State the number of lines that include the string "brand", and write nothing else.

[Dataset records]
>>>>>
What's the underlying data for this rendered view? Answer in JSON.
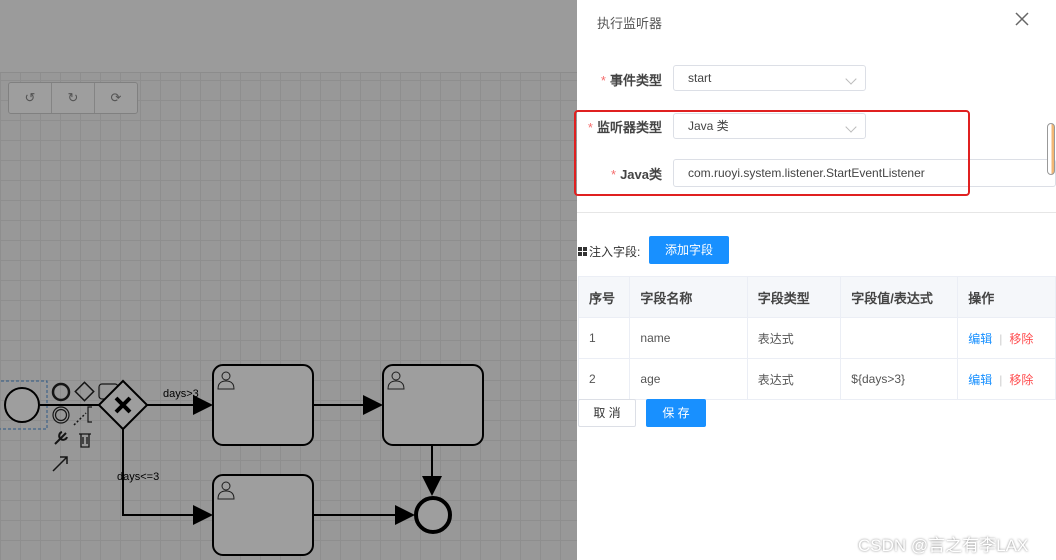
{
  "diagram": {
    "gateway_label_top": "days>3",
    "gateway_label_bottom": "days<=3"
  },
  "drawer": {
    "title": "执行监听器",
    "event_type": {
      "label": "事件类型",
      "value": "start"
    },
    "listener_type": {
      "label": "监听器类型",
      "value": "Java 类"
    },
    "java_class": {
      "label": "Java类",
      "value": "com.ruoyi.system.listener.StartEventListener"
    },
    "inject": {
      "label": "注入字段:",
      "add_button": "添加字段"
    },
    "table": {
      "headers": [
        "序号",
        "字段名称",
        "字段类型",
        "字段值/表达式",
        "操作"
      ],
      "rows": [
        {
          "index": "1",
          "name": "name",
          "type": "表达式",
          "value": ""
        },
        {
          "index": "2",
          "name": "age",
          "type": "表达式",
          "value": "${days>3}"
        }
      ],
      "edit": "编辑",
      "remove": "移除"
    },
    "cancel": "取 消",
    "save": "保 存"
  },
  "watermark": "CSDN @言之有李LAX",
  "colors": {
    "primary": "#1890ff",
    "danger": "#ff4d4f",
    "required": "#f56c6c",
    "highlight": "#e02020"
  }
}
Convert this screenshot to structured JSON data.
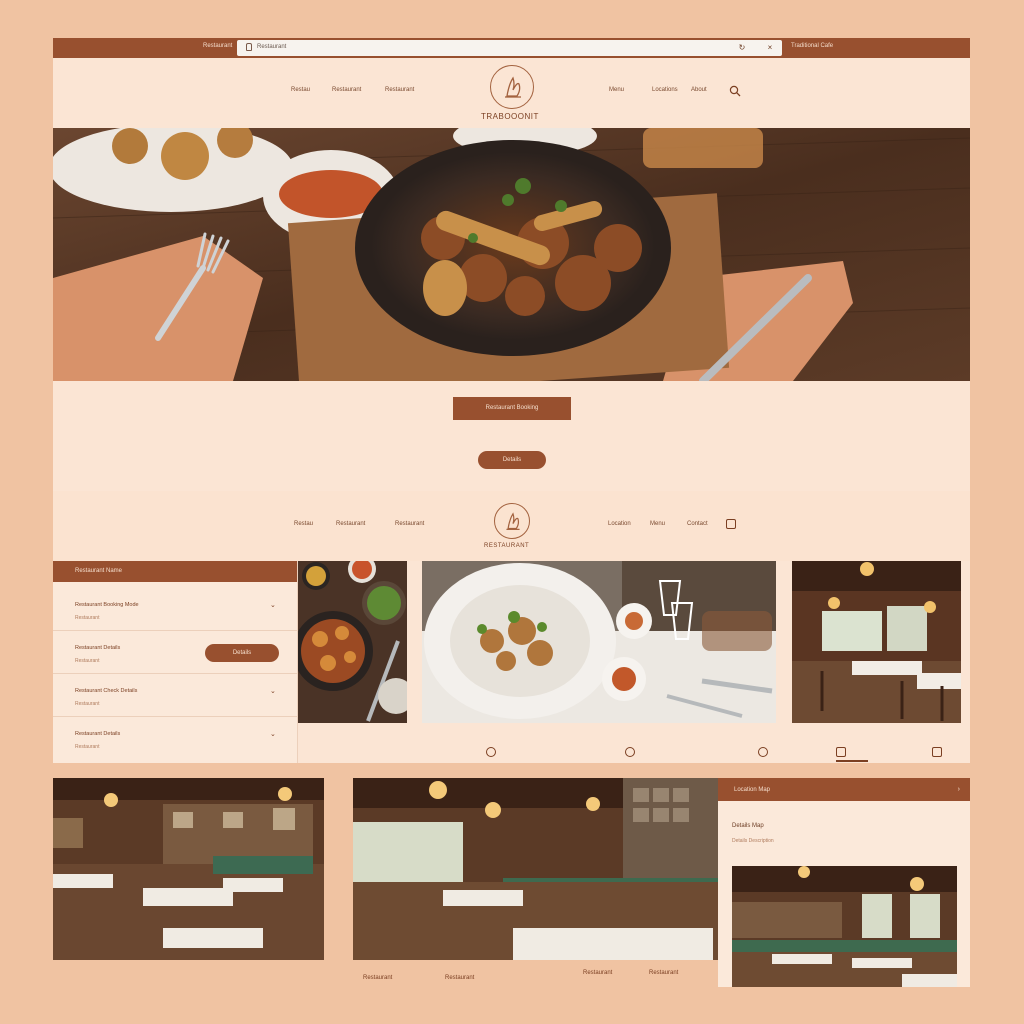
{
  "browser": {
    "left_label": "Restaurant",
    "url": "Restaurant",
    "right_label": "Traditional Cafe"
  },
  "header": {
    "nav_left": [
      "Restau",
      "Restaurant",
      "Restaurant"
    ],
    "nav_right": [
      "Menu",
      "Locations",
      "About"
    ],
    "brand": "TRABOOONIT"
  },
  "hero": {
    "reserve_label": "Restaurant Booking",
    "details_label": "Details"
  },
  "second_header": {
    "nav_left": [
      "Restau",
      "Restaurant",
      "Restaurant"
    ],
    "nav_right": [
      "Location",
      "Menu",
      "Contact"
    ],
    "brand": "RESTAURANT"
  },
  "filters": {
    "title": "Restaurant Name",
    "rows": [
      {
        "label": "Restaurant Booking Mode",
        "sub": "Restaurant"
      },
      {
        "label": "Restaurant Details",
        "sub": "Restaurant"
      },
      {
        "label": "Restaurant Check Details",
        "sub": "Restaurant"
      },
      {
        "label": "Restaurant Details",
        "sub": "Restaurant"
      }
    ],
    "see_more": "Details"
  },
  "bottom": {
    "captions": [
      "Restaurant",
      "Restaurant",
      "Restaurant",
      "Restaurant"
    ],
    "card_title": "Location Map",
    "card_subtitle": "Details Map",
    "card_text": "Details Description"
  },
  "icons": {
    "search": "search-icon",
    "lock": "lock-icon",
    "reload": "reload-icon",
    "chevron": "chevron-down-icon"
  },
  "colors": {
    "brand": "#98502f",
    "background": "#f0c3a2",
    "panel": "#fbe5d4"
  }
}
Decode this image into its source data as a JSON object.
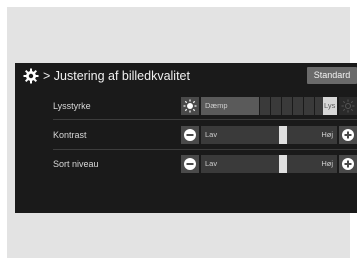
{
  "header": {
    "title": "Justering af billedkvalitet",
    "standard_button": "Standard"
  },
  "settings": [
    {
      "label": "Lysstyrke",
      "low_label": "Dæmp",
      "high_label": "Lys",
      "level": 0.95
    },
    {
      "label": "Kontrast",
      "low_label": "Lav",
      "high_label": "Høj",
      "level": 0.5
    },
    {
      "label": "Sort niveau",
      "low_label": "Lav",
      "high_label": "Høj",
      "level": 0.5
    }
  ],
  "icons": {
    "settings": "gear-icon",
    "breadcrumb": "chevron-right-icon",
    "brightness_low": "sun-icon",
    "brightness_high": "sun-outline-icon",
    "decrease": "minus-circle-icon",
    "increase": "plus-circle-icon"
  },
  "colors": {
    "screen_background": "#1a1a1a",
    "text": "#d8d8d8",
    "button": "#6a6a6a",
    "slider_thumb": "#e0e0e0"
  }
}
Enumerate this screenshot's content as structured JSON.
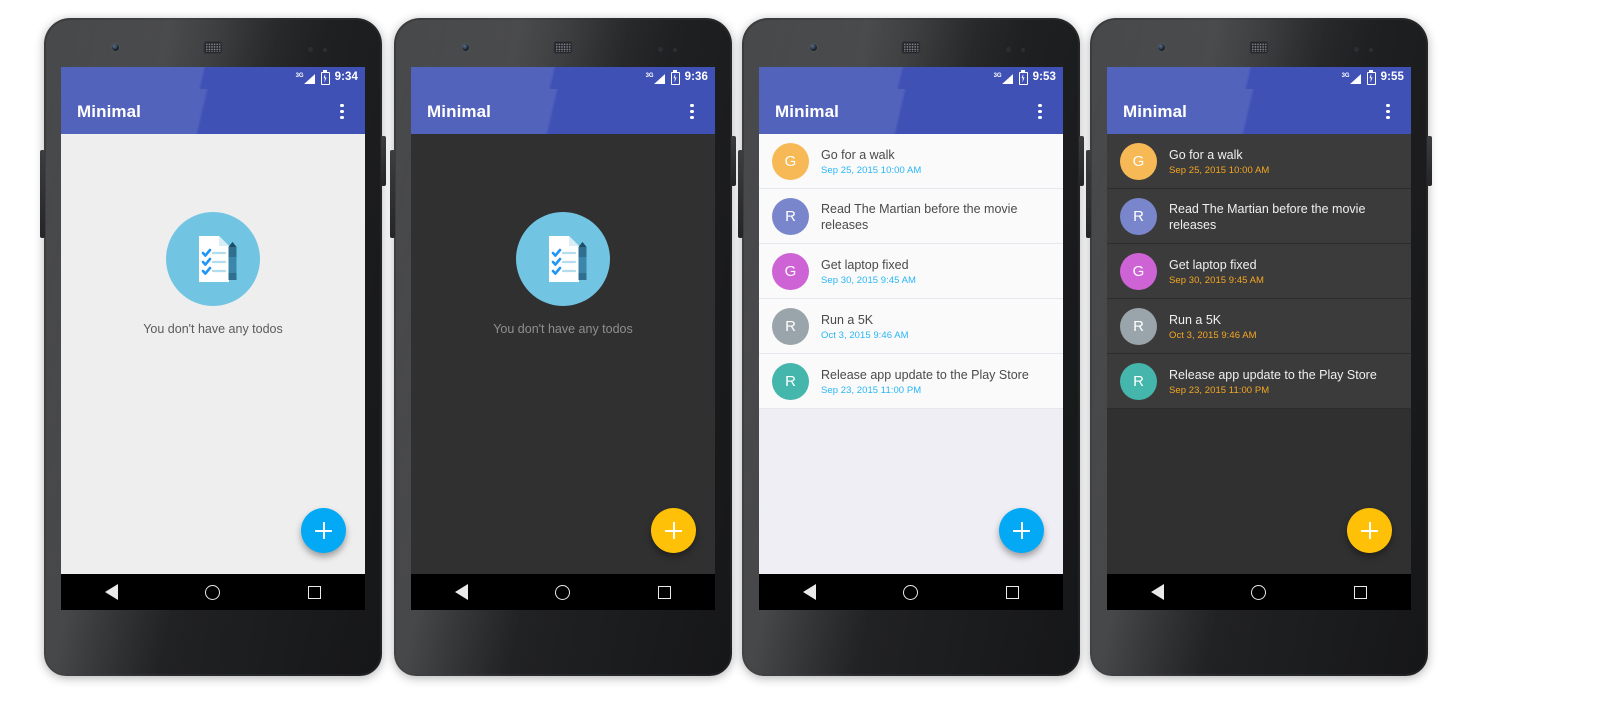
{
  "app": {
    "name": "Minimal",
    "overflow_icon": "overflow-menu-icon"
  },
  "empty_state": {
    "message": "You don't have any todos",
    "illustration": "todo-list-pencil-illustration"
  },
  "fab": {
    "icon": "plus-icon",
    "light_color": "#03a9f4",
    "dark_color": "#ffc107"
  },
  "navbar": {
    "back": "back-triangle-icon",
    "home": "home-circle-icon",
    "recents": "recents-square-icon"
  },
  "statusbar": {
    "network": "3G",
    "signal_icon": "signal-bars-icon",
    "battery_icon": "battery-charging-icon"
  },
  "colors": {
    "primary": "#3f51b5",
    "accent_light": "#03a9f4",
    "accent_dark": "#ffc107",
    "date_light": "#29b6f6",
    "date_dark": "#f5a623",
    "illustration_circle": "#71c5e2"
  },
  "phones": [
    {
      "id": "phone-light-empty",
      "theme": "light",
      "time": "9:34",
      "title": "Minimal",
      "state": "empty",
      "fab_color": "#03a9f4"
    },
    {
      "id": "phone-dark-empty",
      "theme": "dark",
      "time": "9:36",
      "title": "Minimal",
      "state": "empty",
      "fab_color": "#ffc107"
    },
    {
      "id": "phone-light-list",
      "theme": "light",
      "time": "9:53",
      "title": "Minimal",
      "state": "list",
      "fab_color": "#03a9f4"
    },
    {
      "id": "phone-dark-list",
      "theme": "dark",
      "time": "9:55",
      "title": "Minimal",
      "state": "list",
      "fab_color": "#ffc107"
    }
  ],
  "todos": [
    {
      "initial": "G",
      "title": "Go for a walk",
      "date": "Sep 25, 2015  10:00 AM",
      "color": "#f6b martin"
    },
    {
      "initial": "R",
      "title": "Read The Martian before the movie releases",
      "date": "",
      "color": "#7986cb"
    },
    {
      "initial": "G",
      "title": "Get laptop fixed",
      "date": "Sep 30, 2015  9:45 AM",
      "color": "#ce63d6"
    },
    {
      "initial": "R",
      "title": "Run a 5K",
      "date": "Oct 3, 2015  9:46 AM",
      "color": "#9aa4ab"
    },
    {
      "initial": "R",
      "title": "Release app update to the Play Store",
      "date": "Sep 23, 2015  11:00 PM",
      "color": "#45b6ab"
    }
  ],
  "avatar_colors": [
    "#f7b955",
    "#7986cb",
    "#ce63d6",
    "#9aa4ab",
    "#45b6ab"
  ]
}
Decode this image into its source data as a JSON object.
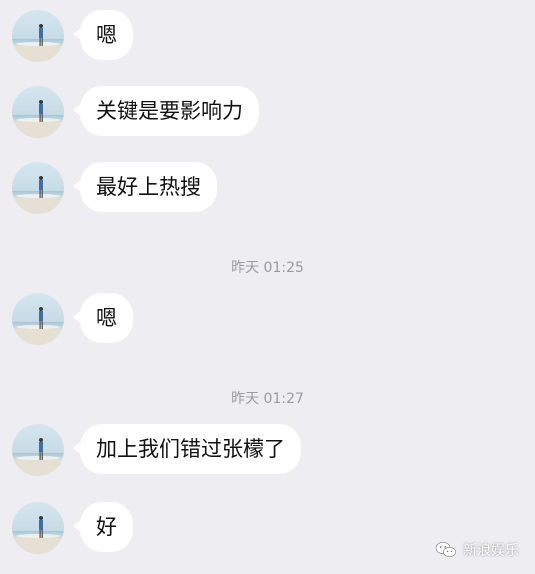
{
  "messages": [
    {
      "text": "嗯"
    },
    {
      "text": "关键是要影响力"
    },
    {
      "text": "最好上热搜"
    },
    {
      "timestamp": "昨天 01:25"
    },
    {
      "text": "嗯"
    },
    {
      "timestamp": "昨天 01:27"
    },
    {
      "text": "加上我们错过张檬了"
    },
    {
      "text": "好"
    }
  ],
  "watermark": {
    "text": "新浪娱乐",
    "icon": "wechat-icon"
  },
  "colors": {
    "background": "#ededf2",
    "bubble": "#ffffff",
    "timestamp": "#9a9aa0"
  }
}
<<<<<
• _Response_
3